*Problem:*
Repeat the items below word for word, starting at the very first line and ending at the line that contains "557, 2563, 582]", with both of those lines included. Stop after that line.

[Records from a data source]
******************************
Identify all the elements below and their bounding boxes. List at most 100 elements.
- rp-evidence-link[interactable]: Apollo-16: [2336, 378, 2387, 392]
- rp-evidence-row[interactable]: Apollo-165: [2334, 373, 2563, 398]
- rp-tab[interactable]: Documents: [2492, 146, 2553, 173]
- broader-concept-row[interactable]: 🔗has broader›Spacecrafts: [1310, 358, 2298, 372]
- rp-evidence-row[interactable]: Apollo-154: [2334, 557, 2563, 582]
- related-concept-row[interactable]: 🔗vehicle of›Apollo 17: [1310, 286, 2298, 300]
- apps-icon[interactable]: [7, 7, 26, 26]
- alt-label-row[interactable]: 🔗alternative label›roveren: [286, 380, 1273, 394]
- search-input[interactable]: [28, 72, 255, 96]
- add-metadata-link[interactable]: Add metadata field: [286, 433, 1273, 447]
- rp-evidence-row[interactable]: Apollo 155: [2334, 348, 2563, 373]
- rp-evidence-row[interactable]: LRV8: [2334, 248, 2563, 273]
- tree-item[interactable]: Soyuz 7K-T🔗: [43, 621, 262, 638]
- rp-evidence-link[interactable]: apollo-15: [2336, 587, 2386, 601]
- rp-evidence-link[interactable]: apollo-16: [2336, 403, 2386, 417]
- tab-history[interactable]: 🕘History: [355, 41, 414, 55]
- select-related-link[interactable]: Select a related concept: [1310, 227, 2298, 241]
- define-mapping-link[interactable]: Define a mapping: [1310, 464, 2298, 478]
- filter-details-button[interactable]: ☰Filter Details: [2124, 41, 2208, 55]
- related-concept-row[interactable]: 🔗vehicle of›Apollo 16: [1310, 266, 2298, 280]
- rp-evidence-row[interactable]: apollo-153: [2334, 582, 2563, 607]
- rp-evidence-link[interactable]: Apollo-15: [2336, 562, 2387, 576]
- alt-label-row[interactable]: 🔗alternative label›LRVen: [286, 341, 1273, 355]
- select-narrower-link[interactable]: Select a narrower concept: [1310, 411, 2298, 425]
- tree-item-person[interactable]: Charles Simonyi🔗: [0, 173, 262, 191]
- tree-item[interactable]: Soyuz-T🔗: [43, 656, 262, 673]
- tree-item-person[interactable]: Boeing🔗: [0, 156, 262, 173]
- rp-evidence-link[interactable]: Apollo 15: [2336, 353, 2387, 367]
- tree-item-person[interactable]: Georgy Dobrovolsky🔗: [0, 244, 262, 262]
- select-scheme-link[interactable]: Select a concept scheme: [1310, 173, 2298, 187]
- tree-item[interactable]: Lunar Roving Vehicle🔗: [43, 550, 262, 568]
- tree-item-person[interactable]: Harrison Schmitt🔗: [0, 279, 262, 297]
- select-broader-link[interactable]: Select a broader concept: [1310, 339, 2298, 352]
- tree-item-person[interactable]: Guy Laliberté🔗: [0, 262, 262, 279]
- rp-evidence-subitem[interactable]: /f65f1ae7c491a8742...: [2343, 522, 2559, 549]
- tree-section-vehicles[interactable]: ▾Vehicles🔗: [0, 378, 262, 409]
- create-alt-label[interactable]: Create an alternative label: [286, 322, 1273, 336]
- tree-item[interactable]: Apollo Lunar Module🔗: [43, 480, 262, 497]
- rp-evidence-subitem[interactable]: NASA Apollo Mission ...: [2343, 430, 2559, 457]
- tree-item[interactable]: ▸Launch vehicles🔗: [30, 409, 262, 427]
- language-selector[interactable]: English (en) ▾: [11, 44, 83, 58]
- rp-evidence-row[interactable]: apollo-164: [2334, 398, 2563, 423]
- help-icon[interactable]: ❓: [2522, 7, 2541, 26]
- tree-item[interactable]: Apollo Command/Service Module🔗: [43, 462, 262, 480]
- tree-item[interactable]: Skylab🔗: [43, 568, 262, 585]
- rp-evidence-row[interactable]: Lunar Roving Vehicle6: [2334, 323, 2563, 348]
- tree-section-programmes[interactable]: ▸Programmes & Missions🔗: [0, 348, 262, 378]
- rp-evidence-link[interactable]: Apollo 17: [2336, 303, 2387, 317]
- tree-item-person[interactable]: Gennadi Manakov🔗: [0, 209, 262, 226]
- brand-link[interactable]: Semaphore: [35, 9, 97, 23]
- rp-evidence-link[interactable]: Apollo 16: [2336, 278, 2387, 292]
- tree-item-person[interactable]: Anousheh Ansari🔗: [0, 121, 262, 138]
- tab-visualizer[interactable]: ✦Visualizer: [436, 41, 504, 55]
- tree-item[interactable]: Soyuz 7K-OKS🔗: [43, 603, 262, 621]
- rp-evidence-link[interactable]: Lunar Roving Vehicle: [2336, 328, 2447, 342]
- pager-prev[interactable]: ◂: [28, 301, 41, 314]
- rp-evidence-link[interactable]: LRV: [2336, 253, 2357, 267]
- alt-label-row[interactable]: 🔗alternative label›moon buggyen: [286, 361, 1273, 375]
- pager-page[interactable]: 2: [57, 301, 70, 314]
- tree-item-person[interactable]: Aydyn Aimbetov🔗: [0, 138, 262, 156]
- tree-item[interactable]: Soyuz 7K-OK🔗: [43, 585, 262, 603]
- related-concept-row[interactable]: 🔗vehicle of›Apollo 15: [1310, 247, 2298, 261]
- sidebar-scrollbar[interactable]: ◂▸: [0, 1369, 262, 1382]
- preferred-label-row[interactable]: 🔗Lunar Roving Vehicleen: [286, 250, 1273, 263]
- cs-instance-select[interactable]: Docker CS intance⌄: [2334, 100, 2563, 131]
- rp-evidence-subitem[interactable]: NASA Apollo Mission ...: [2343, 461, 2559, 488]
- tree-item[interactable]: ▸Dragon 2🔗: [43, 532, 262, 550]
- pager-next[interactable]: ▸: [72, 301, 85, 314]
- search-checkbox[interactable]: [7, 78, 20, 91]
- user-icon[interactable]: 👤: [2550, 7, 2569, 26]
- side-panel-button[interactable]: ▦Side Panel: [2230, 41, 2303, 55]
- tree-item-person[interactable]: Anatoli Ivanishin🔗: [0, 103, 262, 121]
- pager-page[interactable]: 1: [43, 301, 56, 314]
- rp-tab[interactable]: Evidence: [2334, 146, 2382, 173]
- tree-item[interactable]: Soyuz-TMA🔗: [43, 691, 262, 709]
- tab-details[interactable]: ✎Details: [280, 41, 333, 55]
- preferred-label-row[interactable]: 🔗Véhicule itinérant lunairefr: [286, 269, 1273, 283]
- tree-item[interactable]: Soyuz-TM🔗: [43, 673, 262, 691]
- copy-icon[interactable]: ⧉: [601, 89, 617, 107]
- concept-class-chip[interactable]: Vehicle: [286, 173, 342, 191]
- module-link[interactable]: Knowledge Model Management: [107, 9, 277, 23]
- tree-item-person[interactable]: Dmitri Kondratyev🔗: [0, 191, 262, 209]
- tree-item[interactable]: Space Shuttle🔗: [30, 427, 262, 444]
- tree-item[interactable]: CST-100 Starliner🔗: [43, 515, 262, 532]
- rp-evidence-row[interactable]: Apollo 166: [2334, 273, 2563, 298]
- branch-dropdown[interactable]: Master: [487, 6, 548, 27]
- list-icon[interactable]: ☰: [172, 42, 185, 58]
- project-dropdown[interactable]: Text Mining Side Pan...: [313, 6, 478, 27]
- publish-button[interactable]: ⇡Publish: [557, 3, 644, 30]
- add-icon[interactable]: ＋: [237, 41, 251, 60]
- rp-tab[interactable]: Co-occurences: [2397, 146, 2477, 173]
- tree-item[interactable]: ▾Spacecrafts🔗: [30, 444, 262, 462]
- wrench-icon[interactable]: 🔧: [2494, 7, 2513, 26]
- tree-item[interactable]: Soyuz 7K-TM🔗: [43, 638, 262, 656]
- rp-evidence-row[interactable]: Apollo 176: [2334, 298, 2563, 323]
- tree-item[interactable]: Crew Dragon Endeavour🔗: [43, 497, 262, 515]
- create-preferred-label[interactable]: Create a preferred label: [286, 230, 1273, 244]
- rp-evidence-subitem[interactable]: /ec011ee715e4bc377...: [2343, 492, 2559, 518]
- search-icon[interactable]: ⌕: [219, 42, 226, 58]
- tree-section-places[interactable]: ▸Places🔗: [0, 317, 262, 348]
******************************
*Result of the exercise:*
Identify all the elements below and their bounding boxes. List at most 100 elements.
- rp-evidence-link[interactable]: Apollo-16: [2336, 378, 2387, 392]
- rp-evidence-row[interactable]: Apollo-165: [2334, 373, 2563, 398]
- rp-tab[interactable]: Documents: [2492, 146, 2553, 173]
- broader-concept-row[interactable]: 🔗has broader›Spacecrafts: [1310, 358, 2298, 372]
- rp-evidence-row[interactable]: Apollo-154: [2334, 557, 2563, 582]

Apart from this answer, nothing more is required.